TEXT EXCERPT:
==*==
Reputation: 446
I am currently implementing an Akka Stream Scala application which reads-in a zipped file containing tweets formated as below (using json):
{"created_at": "Mon Nov 04 14:37:29 +0000 2019", ... }
{"created_at": "Mon Nov 04 14:37:29 +0000 2019", ... }
I already succeeded in reading in uncompressing the file but I'm now trying to split the stream into chucks in such a way that each chunck contains one representation of a tweet, which corresponds to one line in the code snippet above.
I have tried using the the following as a flow to achieve this:
Framing.delimiter(ByteString("\n"), 50000)
==*==
DATA ROWS:
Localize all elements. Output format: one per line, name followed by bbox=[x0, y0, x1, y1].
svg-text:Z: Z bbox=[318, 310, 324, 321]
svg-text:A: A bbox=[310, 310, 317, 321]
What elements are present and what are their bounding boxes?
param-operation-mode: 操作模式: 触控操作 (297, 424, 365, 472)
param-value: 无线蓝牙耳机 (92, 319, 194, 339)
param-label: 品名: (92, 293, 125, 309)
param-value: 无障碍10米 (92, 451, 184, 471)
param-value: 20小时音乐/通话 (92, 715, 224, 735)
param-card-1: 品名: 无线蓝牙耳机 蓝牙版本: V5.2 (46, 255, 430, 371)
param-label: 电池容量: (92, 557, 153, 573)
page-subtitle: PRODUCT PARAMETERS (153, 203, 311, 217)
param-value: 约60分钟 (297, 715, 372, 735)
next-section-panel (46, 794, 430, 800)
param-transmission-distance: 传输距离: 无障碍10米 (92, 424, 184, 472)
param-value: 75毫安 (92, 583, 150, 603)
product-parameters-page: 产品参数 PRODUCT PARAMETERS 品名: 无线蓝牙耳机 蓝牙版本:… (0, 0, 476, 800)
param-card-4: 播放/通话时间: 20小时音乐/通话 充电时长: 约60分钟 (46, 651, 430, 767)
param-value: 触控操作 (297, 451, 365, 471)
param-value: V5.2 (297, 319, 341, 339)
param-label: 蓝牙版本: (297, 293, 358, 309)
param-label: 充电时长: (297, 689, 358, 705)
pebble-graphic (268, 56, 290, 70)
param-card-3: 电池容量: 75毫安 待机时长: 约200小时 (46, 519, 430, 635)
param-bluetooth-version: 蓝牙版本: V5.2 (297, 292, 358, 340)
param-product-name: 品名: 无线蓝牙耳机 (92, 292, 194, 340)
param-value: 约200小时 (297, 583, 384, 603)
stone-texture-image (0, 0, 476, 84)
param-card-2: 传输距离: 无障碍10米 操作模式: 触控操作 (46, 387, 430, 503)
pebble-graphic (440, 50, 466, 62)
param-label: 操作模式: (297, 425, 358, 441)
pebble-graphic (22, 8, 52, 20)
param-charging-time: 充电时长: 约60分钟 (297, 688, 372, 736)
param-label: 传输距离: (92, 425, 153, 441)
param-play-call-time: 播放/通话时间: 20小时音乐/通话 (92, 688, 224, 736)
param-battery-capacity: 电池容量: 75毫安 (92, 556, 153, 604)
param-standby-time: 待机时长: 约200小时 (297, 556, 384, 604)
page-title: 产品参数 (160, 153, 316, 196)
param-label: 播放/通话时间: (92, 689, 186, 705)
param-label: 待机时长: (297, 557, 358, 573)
==*==
GIVEN REQUEST A:
From the Akka Stream question, extract everything from "Reputation: 446" down to "code snippet above.".
GIVEN REQUEST B:
List every line of code that appears in the Akka Stream question, in the order shown.
GIVEN REQUEST C:
Write what follows the final line of the Akka Stream question.

WRITTEN ANSWER A:
Reputation: 446
I am currently implementing an Akka Stream Scala application which reads-in a zipped file containing tweets formated as below (using json):
{"created_at": "Mon Nov 04 14:37:29 +0000 2019", ... }
{"created_at": "Mon Nov 04 14:37:29 +0000 2019", ... }
I already succeeded in reading in uncompressing the file but I'm now trying to split the stream into chucks in such a way that each chunck contains one representation of a tweet, which corresponds to one line in the code snippet above.

WRITTEN ANSWER B:
{"created_at": "Mon Nov 04 14:37:29 +0000 2019", ... }
{"created_at": "Mon Nov 04 14:37:29 +0000 2019", ... }
Framing.delimiter(ByteString("\n"), 50000)

WRITTEN ANSWER C:
The problem is however that within the json there is an attribute "full_text", representing the content of the tweet. This text can contain \n characters, resulting in the above code snippet not working as it will also split at those \n text characters. Example below.
{"created_at": "Mon Nov 04 14:37:29 +0000 2019", "full_text": "I love to eat \n CHEESE!!", ... }
Does anyone know a good solution to this issue?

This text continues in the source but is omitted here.